_What you have to do_.
Give the number of lines in the entries that contain "TROUPES". State only the count.

(Extracted data entries)
━━━━━━━━━━
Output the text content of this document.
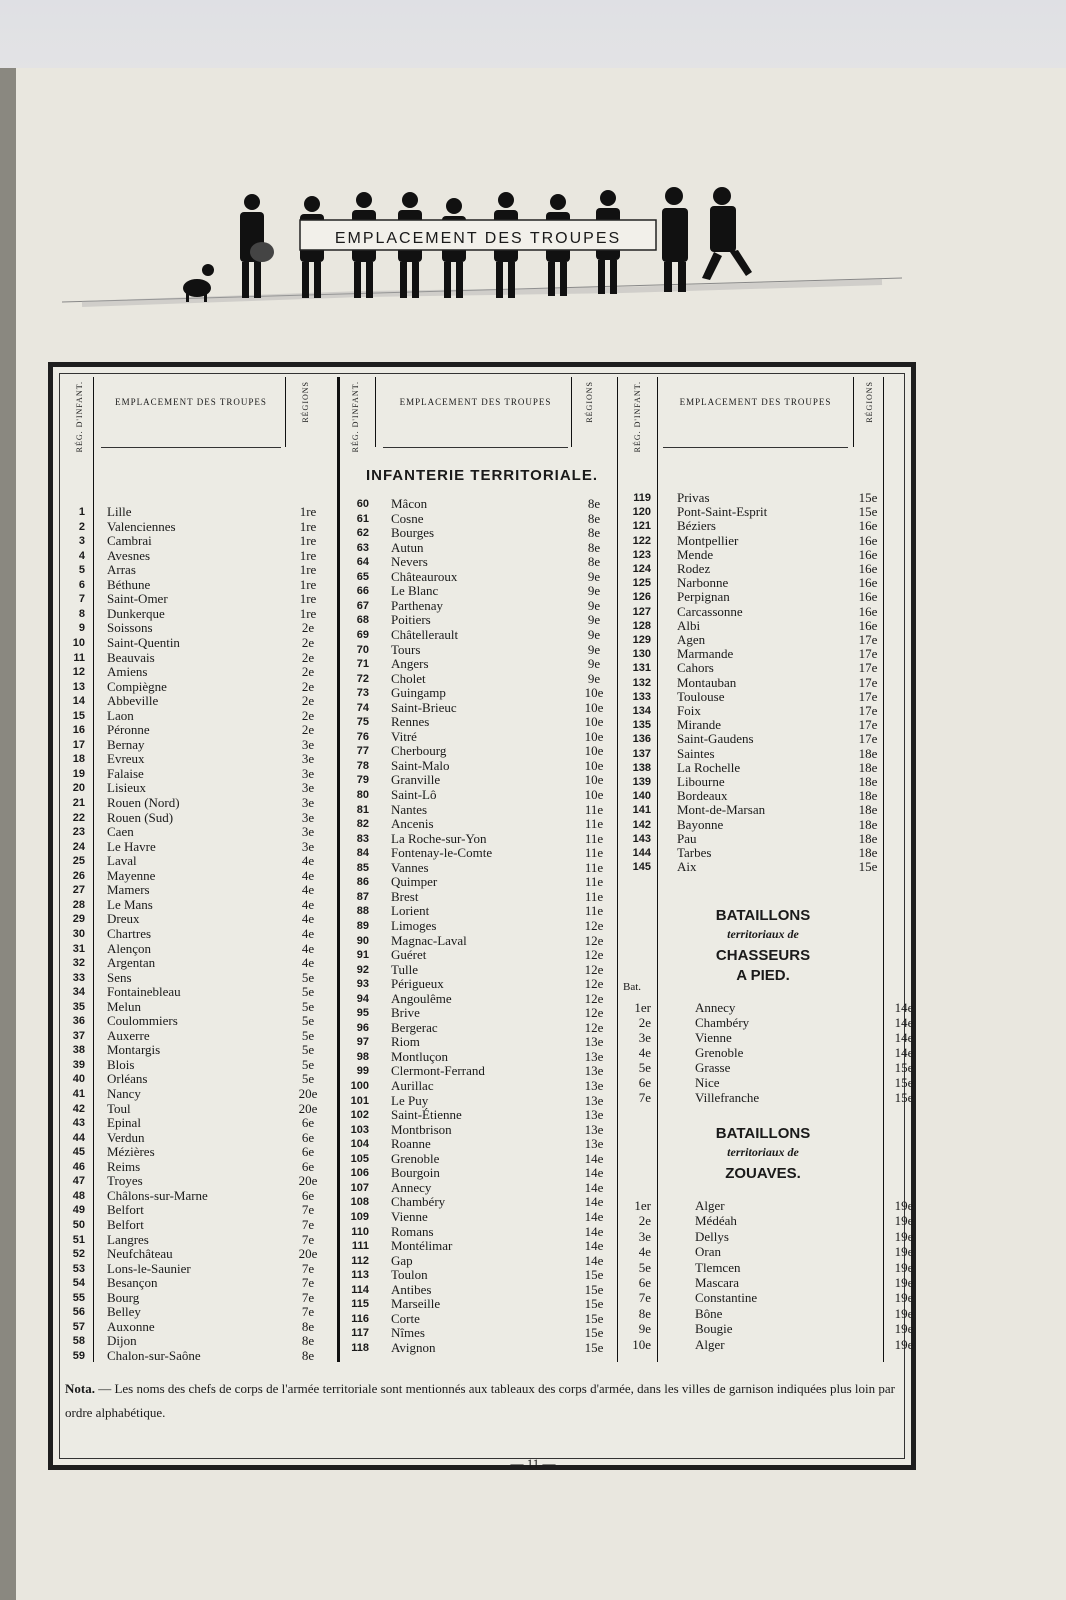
EMPLACEMENT DES TROUPES
RÉG. D'INFANT.	EMPLACEMENT DES TROUPES	RÉGIONS	RÉG. D'INFANT.	EMPLACEMENT DES TROUPES	RÉGIONS	RÉG. D'INFANT.	EMPLACEMENT DES TROUPES	RÉGIONS
INFANTERIE TERRITORIALE.
1 Lille	1re
2 Valenciennes	1re
3 Cambrai	1re
4 Avesnes	1re
5 Arras	1re
6 Béthune	1re
7 Saint-Omer	1re
8 Dunkerque	1re
9 Soissons	2e
10 Saint-Quentin	2e
11 Beauvais	2e
12 Amiens	2e
13 Compiègne	2e
14 Abbeville	2e
15 Laon	2e
16 Péronne	2e
17 Bernay	3e
18 Evreux	3e
19 Falaise	3e
20 Lisieux	3e
21 Rouen (Nord)	3e
22 Rouen (Sud)	3e
23 Caen	3e
24 Le Havre	3e
25 Laval	4e
26 Mayenne	4e
27 Mamers	4e
28 Le Mans	4e
29 Dreux	4e
30 Chartres	4e
31 Alençon	4e
32 Argentan	4e
33 Sens	5e
34 Fontainebleau	5e
35 Melun	5e
36 Coulommiers	5e
37 Auxerre	5e
38 Montargis	5e
39 Blois	5e
40 Orléans	5e
41 Nancy	20e
42 Toul	20e
43 Epinal	6e
44 Verdun	6e
45 Mézières	6e
46 Reims	6e
47 Troyes	20e
48 Châlons-sur-Marne	6e
49 Belfort	7e
50 Belfort	7e
51 Langres	7e
52 Neufchâteau	20e
53 Lons-le-Saunier	7e
54 Besançon	7e
55 Bourg	7e
56 Belley	7e
57 Auxonne	8e
58 Dijon	8e
59 Chalon-sur-Saône	8e
60 Mâcon	8e
61 Cosne	8e
62 Bourges	8e
63 Autun	8e
64 Nevers	8e
65 Châteauroux	9e
66 Le Blanc	9e
67 Parthenay	9e
68 Poitiers	9e
69 Châtellerault	9e
70 Tours	9e
71 Angers	9e
72 Cholet	9e
73 Guingamp	10e
74 Saint-Brieuc	10e
75 Rennes	10e
76 Vitré	10e
77 Cherbourg	10e
78 Saint-Malo	10e
79 Granville	10e
80 Saint-Lô	10e
81 Nantes	11e
82 Ancenis	11e
83 La Roche-sur-Yon	11e
84 Fontenay-le-Comte	11e
85 Vannes	11e
86 Quimper	11e
87 Brest	11e
88 Lorient	11e
89 Limoges	12e
90 Magnac-Laval	12e
91 Guéret	12e
92 Tulle	12e
93 Périgueux	12e
94 Angoulême	12e
95 Brive	12e
96 Bergerac	12e
97 Riom	13e
98 Montluçon	13e
99 Clermont-Ferrand	13e
100 Aurillac	13e
101 Le Puy	13e
102 Saint-Étienne	13e
103 Montbrison	13e
104 Roanne	13e
105 Grenoble	14e
106 Bourgoin	14e
107 Annecy	14e
108 Chambéry	14e
109 Vienne	14e
110 Romans	14e
111 Montélimar	14e
112 Gap	14e
113 Toulon	15e
114 Antibes	15e
115 Marseille	15e
116 Corte	15e
117 Nîmes	15e
118 Avignon	15e
119 Privas	15e
120 Pont-Saint-Esprit	15e
121 Béziers	16e
122 Montpellier	16e
123 Mende	16e
124 Rodez	16e
125 Narbonne	16e
126 Perpignan	16e
127 Carcassonne	16e
128 Albi	16e
129 Agen	17e
130 Marmande	17e
131 Cahors	17e
132 Montauban	17e
133 Toulouse	17e
134 Foix	17e
135 Mirande	17e
136 Saint-Gaudens	17e
137 Saintes	18e
138 La Rochelle	18e
139 Libourne	18e
140 Bordeaux	18e
141 Mont-de-Marsan	18e
142 Bayonne	18e
143 Pau	18e
144 Tarbes	18e
145 Aix	15e
BATAILLONS
territoriaux de
CHASSEURS
A PIED.
Bat.
1er	Annecy	14e
2e	Chambéry	14e
3e	Vienne	14e
4e	Grenoble	14e
5e	Grasse	15e
6e	Nice	15e
7e	Villefranche	15e
BATAILLONS
territoriaux de
ZOUAVES.
1er	Alger	19e
2e	Médéah	19e
3e	Dellys	19e
4e	Oran	19e
5e	Tlemcen	19e
6e	Mascara	19e
7e	Constantine	19e
8e	Bône	19e
9e	Bougie	19e
10e	Alger	19e
Nota. — Les noms des chefs de corps de l'armée territoriale sont mentionnés aux tableaux des corps d'armée, dans les villes de garnison indiquées plus loin par ordre alphabétique.
— 11 —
━━━━━━━━━━
_Full answer_.
2